> Textauszug:
%%

Berlin. Der Politikwissenschaftler Hans-Peter Schwarz setzt sich mit dem „Einheitskanzler“ Helmut Kohl auseinander. Es ist nicht nur die Story des Kanzlers. Es beleuchtet die Gefühlslage der „Generation Kohl“, die sich nach 16 Jahren Amtszeit kaum mehr einen anderen an der Spitze vorstellen konnte.

Das Buch ist so mächtig wie es auch der 1,93 Meter große Mann sehr lange war, dessen Leben es notiert. 1083 Seiten umfasst „Helmut Kohl. Eine politische Biografie“. Der Politikwissenschaftler Hans-Peter Schwarz hat es geschrieben. Es ist nicht nur die Story des Kanzlers aus der Pfalz. Es beleuchtet die Gefühlslage der „Generation Kohl“, die sich – nach 16 Jahren Amtszeit – bei seinem vom Wähler erzwungenen Ruhestand 1998 kaum mehr einen anderen an der Spitze Deutschlands vorstellen konnte.

2. Oktober 1982, vor fast 30 Jahren. Helmut Kohl ist keine 24 Stunden Kanzler der Bundesrepublik. Er hat am Vortag Helmut Schmidt in einem konstruktiven Misstrauensvotum gestürzt. Jetzt trommelt er Söhne und Mitarbeiter zusammen und holt mit ihnen die Möbel aus dem Bundeshaus ins Kanzleramt. Er packt selbst an. Montag wird das Kabinett vereidigt.

Wirkliche Enthüllungen sind in einer gläsernen Demokratie eher selten

Es ist eine kleine Randgeschichte. Wirkliche Enthüllungen sind in einer gläsernen Demokratie eher selten. Schwarz hat 250 freigegebene Geheimdokumente verwerten können, Teile des Kohlschen Privatarchivs und Tagebücher von Politikern wie Kurt Biedenkopf und Walter Leisler Kiep. Enthüllen kann er am Ende wenig, zumal die spannenden Vorgänge der Vereinigungs-Jahre 1989 und 1990 anderswo längst festgehalten oder in verschlossenen Archiven gebunkert sind. Auch weiß Schwarz nicht, wer die ominösen Millionen gespendet hat, die dem Einheitskanzler einen beschädigten Abgang und Ruf bescherten.

%%

> Aufgaben:
a – Übernimm aus dem Textauszug wortgetreu alles von „Berlin. Der Politikwissenschaftler“ bis hinunter zu „Spitze vorstellen konnte.“.
b – Beantworte anhand des Textauszugs:
(i) Wie viele Seiten umfasst „Helmut Kohl. Eine politische Biografie“?
(ii) An welchem Datum holte Kohl mit Söhnen und Mitarbeitern die Möbel aus dem Bundeshaus ins Kanzleramt?
(iii) Wie viele freigegebene Geheimdokumente konnte Schwarz verwerten?
Die Einträge spielen hierfür keine Rolle.

> Gezeigtes Material:

%%

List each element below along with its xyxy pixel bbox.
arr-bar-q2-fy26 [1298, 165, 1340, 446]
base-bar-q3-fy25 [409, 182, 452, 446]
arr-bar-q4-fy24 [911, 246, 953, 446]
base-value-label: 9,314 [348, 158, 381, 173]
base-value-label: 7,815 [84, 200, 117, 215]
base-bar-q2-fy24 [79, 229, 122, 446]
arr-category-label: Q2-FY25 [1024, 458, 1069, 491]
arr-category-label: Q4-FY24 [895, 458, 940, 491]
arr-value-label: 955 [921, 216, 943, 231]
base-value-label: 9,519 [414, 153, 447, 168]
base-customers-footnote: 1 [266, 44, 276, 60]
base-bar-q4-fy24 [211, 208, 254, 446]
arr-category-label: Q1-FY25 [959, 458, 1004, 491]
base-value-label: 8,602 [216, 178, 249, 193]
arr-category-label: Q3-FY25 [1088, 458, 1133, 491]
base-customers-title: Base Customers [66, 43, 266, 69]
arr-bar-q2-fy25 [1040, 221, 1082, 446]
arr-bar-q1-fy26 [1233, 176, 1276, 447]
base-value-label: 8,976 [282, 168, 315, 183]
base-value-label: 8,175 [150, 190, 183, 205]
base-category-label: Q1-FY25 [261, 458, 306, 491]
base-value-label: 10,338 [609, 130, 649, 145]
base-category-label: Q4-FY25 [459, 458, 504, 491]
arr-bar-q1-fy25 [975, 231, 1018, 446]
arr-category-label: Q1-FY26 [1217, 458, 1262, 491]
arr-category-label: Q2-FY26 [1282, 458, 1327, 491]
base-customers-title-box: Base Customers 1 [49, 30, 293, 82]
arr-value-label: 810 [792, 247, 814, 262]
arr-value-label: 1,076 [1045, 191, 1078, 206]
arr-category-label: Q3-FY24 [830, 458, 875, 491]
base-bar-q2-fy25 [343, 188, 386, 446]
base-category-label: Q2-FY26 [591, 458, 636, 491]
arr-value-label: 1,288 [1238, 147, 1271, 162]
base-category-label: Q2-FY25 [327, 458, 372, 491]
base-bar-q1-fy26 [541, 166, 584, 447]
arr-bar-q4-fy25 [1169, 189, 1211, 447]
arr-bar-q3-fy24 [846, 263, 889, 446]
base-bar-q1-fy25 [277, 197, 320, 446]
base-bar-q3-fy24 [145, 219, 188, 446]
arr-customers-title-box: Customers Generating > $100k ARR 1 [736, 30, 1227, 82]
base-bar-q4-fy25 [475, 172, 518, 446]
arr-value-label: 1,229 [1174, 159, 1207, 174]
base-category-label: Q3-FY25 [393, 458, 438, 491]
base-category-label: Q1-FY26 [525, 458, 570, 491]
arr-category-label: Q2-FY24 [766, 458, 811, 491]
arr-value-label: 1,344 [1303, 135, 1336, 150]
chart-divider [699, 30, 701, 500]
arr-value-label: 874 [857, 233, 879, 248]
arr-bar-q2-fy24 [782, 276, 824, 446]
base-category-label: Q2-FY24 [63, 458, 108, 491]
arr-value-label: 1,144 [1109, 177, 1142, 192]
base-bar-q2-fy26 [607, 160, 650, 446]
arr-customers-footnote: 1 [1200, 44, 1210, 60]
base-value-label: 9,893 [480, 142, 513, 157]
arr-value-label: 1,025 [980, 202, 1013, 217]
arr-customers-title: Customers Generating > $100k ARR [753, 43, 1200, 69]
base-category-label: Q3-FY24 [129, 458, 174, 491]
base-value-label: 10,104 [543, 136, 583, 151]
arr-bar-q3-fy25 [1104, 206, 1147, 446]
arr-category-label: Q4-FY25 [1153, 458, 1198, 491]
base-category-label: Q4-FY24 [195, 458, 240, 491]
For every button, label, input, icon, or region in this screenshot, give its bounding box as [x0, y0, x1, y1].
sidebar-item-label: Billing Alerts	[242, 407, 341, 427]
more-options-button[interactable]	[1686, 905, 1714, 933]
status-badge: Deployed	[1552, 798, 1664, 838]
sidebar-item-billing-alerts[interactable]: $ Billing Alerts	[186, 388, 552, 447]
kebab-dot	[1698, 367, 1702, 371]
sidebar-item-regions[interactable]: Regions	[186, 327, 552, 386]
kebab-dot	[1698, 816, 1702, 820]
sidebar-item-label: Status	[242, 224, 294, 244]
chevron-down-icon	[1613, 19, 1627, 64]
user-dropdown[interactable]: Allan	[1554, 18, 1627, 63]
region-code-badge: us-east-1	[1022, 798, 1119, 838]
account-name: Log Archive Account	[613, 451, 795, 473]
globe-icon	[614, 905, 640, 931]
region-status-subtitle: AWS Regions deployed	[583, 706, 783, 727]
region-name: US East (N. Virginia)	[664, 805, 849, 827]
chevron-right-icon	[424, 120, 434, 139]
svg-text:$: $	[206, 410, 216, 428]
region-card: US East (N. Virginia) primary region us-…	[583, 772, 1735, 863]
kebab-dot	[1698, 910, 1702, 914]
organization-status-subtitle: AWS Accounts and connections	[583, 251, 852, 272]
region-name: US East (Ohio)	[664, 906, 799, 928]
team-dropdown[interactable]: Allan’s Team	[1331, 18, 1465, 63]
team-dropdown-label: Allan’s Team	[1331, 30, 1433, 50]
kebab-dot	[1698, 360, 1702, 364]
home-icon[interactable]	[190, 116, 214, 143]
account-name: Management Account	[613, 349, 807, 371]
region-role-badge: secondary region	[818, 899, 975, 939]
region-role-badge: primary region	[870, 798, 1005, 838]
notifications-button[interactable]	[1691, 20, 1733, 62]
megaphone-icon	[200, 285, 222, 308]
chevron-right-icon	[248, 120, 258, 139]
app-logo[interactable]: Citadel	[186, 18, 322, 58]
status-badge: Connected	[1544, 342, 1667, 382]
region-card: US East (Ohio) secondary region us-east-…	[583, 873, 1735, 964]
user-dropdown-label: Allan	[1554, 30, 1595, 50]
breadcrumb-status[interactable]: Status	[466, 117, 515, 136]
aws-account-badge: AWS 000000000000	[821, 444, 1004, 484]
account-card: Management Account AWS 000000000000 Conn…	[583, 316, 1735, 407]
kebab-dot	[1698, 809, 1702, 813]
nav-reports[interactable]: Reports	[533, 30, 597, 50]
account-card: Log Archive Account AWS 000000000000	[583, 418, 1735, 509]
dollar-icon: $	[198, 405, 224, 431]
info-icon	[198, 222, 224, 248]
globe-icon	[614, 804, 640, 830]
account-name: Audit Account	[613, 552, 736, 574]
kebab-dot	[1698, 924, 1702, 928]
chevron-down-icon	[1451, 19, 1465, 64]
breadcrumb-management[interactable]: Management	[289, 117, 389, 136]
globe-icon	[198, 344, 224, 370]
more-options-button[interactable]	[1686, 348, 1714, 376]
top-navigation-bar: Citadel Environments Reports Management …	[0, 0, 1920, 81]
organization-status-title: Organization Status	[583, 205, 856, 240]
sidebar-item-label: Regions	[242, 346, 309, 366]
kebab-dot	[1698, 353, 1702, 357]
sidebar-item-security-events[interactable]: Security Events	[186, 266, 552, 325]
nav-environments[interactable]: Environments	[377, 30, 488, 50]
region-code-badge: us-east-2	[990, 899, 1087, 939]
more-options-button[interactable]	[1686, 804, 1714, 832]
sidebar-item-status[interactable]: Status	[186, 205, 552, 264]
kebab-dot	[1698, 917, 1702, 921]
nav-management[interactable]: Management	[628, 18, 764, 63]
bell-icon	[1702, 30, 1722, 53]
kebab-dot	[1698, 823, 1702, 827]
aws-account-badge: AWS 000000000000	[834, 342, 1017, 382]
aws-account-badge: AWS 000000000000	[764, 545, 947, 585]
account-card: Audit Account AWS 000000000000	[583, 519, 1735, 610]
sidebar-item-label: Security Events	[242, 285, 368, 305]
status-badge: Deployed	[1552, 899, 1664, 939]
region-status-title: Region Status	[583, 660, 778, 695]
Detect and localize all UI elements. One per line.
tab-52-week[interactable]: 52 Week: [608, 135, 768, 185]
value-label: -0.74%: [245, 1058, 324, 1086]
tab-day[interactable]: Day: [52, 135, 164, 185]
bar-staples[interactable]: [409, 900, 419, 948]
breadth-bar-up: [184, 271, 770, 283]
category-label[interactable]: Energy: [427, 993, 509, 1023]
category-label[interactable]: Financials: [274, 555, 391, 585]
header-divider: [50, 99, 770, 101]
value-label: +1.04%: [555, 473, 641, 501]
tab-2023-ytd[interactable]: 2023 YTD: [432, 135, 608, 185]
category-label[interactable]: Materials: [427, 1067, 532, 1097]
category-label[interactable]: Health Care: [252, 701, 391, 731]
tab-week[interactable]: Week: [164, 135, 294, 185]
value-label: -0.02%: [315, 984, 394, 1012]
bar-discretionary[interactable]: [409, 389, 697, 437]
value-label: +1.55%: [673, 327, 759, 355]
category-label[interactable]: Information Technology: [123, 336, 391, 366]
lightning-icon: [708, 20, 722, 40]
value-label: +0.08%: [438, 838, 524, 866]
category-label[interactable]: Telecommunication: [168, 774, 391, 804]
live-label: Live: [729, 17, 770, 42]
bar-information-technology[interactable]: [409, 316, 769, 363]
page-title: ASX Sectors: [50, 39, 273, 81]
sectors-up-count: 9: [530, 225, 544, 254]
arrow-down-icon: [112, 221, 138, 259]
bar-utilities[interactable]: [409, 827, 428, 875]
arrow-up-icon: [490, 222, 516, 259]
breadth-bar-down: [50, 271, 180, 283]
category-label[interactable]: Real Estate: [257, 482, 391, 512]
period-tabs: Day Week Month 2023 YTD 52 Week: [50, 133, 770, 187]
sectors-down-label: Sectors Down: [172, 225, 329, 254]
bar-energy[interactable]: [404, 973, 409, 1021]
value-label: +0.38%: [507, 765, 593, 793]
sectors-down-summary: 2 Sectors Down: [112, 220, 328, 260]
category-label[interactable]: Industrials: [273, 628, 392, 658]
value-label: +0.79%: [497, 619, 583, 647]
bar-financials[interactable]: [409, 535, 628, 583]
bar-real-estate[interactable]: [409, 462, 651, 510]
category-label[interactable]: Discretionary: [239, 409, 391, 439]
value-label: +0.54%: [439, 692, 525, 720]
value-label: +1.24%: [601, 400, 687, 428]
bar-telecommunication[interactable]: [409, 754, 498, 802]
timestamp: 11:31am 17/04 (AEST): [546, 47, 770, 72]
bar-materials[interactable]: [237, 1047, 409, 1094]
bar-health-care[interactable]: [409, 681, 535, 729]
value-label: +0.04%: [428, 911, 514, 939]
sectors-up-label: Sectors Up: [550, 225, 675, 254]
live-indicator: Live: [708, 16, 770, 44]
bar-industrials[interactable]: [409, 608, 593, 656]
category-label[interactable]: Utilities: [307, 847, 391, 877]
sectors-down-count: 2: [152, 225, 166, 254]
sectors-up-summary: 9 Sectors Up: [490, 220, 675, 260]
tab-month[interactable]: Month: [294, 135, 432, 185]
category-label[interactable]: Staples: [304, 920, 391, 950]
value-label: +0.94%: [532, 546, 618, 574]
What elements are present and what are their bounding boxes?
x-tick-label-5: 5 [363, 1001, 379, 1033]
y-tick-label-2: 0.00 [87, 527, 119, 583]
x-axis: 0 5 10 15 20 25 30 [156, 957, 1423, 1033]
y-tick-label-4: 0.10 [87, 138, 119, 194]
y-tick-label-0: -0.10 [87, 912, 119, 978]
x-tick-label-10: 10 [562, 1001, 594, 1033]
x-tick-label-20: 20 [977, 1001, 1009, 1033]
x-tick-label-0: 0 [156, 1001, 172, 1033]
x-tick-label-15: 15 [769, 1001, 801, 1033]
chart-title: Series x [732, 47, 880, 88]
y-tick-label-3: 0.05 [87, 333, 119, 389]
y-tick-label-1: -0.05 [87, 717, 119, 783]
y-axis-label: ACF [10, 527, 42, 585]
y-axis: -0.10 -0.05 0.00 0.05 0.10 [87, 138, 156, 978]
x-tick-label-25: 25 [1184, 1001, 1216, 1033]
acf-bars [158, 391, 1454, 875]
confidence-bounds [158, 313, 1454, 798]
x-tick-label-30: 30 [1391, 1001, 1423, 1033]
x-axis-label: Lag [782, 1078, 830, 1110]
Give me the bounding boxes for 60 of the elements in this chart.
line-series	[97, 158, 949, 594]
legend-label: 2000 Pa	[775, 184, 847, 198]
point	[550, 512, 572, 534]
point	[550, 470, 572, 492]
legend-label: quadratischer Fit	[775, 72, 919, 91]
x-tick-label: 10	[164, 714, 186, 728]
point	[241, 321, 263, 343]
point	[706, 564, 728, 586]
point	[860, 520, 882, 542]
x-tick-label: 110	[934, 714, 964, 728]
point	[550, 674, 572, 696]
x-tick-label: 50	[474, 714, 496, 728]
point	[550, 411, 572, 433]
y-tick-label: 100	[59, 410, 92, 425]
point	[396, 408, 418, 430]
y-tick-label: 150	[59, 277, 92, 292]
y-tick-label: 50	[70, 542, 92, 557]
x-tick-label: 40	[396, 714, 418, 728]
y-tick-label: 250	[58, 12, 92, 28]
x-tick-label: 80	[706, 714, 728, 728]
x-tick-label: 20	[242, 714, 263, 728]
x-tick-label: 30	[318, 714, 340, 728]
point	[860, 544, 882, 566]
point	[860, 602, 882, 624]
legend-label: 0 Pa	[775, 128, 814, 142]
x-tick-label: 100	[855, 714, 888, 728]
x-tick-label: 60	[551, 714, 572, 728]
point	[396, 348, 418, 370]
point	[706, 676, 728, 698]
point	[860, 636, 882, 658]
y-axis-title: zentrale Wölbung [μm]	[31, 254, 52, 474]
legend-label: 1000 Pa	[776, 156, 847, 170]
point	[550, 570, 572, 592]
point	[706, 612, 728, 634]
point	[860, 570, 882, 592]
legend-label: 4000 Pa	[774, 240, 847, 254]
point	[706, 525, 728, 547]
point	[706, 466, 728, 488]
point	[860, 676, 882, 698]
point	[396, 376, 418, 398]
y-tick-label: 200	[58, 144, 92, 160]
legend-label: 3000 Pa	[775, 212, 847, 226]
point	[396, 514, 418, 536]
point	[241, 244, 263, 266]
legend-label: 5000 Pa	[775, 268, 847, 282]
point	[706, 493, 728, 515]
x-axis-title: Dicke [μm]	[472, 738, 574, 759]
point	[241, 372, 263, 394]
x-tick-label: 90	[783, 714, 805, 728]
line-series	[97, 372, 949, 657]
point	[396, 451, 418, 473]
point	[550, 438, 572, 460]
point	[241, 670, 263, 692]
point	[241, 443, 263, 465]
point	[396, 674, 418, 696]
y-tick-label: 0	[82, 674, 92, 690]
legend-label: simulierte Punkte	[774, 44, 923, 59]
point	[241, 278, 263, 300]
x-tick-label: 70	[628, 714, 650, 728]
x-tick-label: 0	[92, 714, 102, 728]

%%

> Antworten nacheinander:
a –
Berlin. Der Politikwissenschaftler Hans-Peter Schwarz setzt sich mit dem „Einheitskanzler“ Helmut Kohl auseinander. Es ist nicht nur die Story des Kanzlers. Es beleuchtet die Gefühlslage der „Generation Kohl“, die sich nach 16 Jahren Amtszeit kaum mehr einen anderen an der Spitze vorstellen konnte.

b –
(i) 1083 Seiten
(ii) Am 2. Oktober 1982
(iii) 250